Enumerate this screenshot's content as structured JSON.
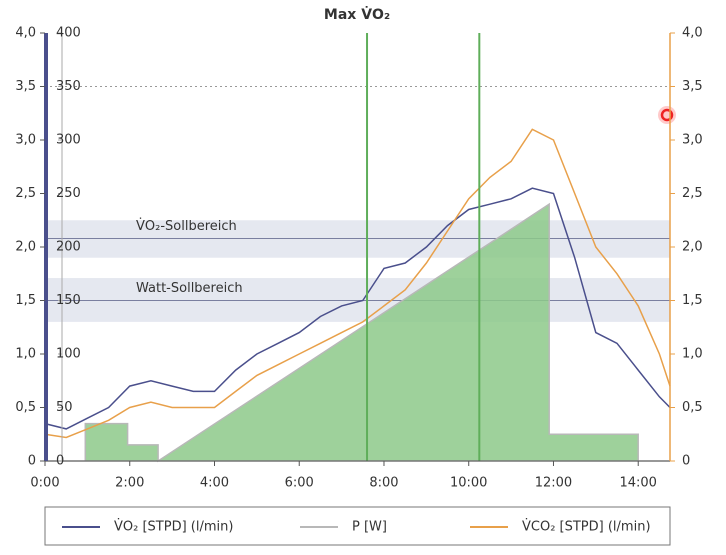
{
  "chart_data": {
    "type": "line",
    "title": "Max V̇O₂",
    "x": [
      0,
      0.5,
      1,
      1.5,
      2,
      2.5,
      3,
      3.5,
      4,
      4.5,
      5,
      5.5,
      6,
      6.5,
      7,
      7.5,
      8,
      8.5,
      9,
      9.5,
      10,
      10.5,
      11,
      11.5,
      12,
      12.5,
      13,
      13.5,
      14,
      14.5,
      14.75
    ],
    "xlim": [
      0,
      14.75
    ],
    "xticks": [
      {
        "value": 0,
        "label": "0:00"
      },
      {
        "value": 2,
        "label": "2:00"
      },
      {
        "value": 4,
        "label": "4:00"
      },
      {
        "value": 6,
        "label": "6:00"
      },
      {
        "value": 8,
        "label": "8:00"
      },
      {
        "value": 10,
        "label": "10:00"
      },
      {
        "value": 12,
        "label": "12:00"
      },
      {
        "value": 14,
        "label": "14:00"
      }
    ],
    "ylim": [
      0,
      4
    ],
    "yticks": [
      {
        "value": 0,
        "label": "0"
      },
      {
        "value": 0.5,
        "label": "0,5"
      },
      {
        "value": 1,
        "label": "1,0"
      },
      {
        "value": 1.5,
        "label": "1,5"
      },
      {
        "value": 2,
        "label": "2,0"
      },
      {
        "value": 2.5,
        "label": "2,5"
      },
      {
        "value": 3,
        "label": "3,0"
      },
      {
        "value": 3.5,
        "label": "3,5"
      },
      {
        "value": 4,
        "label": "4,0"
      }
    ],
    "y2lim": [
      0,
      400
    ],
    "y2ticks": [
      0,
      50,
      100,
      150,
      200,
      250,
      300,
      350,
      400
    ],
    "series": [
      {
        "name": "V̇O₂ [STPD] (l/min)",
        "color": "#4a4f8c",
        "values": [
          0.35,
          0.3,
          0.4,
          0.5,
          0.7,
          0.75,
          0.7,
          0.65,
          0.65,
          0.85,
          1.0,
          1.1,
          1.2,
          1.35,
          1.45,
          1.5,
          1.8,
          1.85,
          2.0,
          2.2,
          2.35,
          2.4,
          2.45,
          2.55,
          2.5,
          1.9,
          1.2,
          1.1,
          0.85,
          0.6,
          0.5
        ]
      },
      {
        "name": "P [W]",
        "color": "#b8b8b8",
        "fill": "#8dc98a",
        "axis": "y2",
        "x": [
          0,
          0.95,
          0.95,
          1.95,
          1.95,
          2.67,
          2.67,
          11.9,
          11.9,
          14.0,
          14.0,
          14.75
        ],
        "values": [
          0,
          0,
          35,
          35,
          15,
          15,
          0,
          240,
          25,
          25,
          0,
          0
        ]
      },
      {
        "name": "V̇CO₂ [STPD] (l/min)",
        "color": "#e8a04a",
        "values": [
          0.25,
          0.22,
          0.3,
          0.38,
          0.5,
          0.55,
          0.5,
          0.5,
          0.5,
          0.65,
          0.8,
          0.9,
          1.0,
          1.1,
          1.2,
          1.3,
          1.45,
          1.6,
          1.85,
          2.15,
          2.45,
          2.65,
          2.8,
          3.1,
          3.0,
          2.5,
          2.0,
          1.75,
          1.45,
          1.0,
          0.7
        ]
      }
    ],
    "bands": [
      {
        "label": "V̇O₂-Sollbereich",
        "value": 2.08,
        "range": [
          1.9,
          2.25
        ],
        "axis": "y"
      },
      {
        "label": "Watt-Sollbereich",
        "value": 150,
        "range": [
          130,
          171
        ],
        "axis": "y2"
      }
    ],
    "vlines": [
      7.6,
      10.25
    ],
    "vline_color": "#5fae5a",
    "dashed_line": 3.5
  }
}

---+---

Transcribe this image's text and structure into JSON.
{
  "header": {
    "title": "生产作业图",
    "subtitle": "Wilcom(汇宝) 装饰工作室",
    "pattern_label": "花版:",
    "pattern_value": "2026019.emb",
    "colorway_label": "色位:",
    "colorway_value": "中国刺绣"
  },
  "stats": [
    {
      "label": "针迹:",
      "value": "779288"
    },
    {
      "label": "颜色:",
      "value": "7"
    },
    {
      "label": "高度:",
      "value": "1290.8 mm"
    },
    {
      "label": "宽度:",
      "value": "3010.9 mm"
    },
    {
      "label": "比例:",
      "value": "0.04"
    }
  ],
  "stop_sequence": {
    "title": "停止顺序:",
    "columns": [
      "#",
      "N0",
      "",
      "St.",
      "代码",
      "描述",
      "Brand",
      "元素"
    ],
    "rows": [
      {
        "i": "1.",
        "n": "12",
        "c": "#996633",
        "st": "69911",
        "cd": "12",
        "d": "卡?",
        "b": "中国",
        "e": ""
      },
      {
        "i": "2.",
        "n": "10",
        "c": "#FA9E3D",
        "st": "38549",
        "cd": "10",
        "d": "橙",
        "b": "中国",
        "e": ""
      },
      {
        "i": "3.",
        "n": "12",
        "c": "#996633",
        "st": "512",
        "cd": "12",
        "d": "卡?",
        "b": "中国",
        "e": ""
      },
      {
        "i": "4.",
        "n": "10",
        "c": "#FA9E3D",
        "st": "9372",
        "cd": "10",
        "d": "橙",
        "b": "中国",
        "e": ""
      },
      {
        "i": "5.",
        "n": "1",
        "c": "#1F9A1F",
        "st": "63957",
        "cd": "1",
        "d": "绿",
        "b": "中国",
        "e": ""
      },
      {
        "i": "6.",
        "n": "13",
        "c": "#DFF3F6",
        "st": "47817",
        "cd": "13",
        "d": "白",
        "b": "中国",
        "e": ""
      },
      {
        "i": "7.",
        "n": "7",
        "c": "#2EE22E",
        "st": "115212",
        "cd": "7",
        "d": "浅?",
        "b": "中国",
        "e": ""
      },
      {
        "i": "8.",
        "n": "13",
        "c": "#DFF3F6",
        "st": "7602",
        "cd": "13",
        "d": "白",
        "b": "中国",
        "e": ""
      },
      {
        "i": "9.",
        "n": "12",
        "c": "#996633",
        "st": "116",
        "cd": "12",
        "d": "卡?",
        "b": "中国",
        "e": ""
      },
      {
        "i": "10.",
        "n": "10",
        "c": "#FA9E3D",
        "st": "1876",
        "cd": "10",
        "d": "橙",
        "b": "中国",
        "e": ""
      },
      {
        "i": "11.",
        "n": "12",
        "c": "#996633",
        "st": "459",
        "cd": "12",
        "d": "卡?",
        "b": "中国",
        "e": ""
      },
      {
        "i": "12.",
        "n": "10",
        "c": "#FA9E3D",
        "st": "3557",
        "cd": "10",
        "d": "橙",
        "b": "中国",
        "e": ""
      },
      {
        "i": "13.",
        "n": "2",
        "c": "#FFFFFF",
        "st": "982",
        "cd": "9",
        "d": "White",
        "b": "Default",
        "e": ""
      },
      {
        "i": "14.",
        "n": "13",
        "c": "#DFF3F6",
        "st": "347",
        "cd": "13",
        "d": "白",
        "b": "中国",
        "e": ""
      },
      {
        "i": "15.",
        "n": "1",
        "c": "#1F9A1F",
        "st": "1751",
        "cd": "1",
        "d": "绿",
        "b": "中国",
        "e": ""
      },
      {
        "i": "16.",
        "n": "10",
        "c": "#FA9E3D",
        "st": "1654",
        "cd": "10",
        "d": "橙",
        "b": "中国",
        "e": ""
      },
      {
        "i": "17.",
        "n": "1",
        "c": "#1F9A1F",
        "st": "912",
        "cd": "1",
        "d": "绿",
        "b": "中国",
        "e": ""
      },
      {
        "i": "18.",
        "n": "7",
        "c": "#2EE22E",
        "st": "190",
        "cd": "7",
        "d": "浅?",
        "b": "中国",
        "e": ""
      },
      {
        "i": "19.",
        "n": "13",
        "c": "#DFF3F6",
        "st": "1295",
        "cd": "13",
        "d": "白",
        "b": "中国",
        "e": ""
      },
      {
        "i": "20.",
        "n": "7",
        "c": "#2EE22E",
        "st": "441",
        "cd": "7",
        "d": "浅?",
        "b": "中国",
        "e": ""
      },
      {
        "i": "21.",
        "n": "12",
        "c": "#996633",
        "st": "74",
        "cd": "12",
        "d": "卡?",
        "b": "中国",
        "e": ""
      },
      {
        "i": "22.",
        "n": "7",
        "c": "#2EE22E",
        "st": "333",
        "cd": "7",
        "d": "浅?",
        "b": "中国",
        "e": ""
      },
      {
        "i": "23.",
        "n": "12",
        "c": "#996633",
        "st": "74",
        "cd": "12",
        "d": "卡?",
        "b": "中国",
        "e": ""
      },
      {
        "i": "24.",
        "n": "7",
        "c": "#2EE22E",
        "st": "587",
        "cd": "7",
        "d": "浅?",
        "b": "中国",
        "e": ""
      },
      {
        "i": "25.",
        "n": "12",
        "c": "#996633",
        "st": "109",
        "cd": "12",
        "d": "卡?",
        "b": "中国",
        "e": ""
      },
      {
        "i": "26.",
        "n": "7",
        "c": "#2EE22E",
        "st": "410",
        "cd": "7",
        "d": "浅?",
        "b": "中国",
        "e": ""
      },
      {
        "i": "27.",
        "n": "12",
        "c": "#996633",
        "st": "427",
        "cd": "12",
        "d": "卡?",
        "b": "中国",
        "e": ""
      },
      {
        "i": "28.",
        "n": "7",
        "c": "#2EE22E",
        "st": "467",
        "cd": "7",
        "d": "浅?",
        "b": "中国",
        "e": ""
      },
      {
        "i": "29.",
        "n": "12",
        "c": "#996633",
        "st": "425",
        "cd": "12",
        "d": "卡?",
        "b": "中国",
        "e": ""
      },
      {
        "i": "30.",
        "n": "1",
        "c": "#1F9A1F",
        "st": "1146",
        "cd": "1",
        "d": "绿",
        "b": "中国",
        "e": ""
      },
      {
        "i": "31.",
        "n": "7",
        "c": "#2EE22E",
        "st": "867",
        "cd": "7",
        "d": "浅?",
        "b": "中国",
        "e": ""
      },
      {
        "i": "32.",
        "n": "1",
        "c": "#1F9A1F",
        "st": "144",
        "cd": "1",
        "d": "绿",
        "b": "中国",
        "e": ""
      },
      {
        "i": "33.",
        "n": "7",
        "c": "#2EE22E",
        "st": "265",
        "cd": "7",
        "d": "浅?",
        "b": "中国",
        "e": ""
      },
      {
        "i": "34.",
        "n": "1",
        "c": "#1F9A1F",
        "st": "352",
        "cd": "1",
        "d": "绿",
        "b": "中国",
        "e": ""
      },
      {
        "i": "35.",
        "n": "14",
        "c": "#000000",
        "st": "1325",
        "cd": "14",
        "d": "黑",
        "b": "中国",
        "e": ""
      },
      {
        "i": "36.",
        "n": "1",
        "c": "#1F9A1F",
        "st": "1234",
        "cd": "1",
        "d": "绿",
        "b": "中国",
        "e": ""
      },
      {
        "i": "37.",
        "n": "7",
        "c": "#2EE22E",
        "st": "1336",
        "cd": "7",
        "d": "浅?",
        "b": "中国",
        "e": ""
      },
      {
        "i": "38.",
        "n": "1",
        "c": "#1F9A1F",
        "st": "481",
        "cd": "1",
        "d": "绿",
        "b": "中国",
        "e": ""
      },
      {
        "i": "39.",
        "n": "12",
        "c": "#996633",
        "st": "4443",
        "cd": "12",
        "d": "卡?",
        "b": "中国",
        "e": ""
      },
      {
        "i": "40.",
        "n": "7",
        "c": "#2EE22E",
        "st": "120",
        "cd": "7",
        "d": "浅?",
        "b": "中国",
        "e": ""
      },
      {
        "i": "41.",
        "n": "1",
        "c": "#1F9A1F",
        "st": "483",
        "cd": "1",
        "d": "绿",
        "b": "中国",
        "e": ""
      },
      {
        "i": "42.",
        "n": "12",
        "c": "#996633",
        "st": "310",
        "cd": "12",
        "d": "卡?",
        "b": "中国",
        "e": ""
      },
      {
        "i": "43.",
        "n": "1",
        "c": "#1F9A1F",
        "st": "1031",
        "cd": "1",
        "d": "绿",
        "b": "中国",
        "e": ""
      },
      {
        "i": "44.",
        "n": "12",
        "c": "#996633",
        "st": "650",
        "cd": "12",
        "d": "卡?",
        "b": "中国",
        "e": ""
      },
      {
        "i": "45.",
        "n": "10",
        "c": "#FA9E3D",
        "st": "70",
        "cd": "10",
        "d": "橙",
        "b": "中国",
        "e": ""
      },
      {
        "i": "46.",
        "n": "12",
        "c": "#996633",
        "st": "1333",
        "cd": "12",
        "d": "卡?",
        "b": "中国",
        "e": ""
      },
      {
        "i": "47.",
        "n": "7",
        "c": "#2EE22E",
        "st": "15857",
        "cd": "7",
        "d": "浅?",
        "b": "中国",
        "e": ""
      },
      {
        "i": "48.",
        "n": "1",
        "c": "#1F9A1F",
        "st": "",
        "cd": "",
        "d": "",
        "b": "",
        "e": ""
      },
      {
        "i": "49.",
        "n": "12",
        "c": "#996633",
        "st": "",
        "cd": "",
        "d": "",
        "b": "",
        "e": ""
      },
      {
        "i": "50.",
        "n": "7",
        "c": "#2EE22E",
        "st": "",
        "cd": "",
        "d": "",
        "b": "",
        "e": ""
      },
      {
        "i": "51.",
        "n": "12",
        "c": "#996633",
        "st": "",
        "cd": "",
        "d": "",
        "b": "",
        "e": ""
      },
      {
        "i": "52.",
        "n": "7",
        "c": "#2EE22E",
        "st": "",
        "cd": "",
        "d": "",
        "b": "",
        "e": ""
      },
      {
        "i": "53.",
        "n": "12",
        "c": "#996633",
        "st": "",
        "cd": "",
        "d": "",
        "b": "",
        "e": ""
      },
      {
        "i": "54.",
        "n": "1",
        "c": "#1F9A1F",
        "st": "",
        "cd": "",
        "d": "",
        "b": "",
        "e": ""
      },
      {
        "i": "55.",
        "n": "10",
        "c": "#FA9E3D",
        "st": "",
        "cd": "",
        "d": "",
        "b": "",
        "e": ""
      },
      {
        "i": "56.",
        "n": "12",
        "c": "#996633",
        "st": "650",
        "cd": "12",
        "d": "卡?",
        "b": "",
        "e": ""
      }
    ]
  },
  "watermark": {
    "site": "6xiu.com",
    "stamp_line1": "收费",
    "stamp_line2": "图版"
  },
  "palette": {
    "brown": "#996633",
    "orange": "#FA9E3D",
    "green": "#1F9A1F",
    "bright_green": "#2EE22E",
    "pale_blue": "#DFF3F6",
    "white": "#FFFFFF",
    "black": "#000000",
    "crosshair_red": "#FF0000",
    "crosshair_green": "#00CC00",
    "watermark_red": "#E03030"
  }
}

---+---

Gather up the lines containing the word "STPD" from these records and copy them.

** THE ANSWER **
        "name": "V̇O₂ [STPD] (l/min)",
        "name": "V̇CO₂ [STPD] (l/min)",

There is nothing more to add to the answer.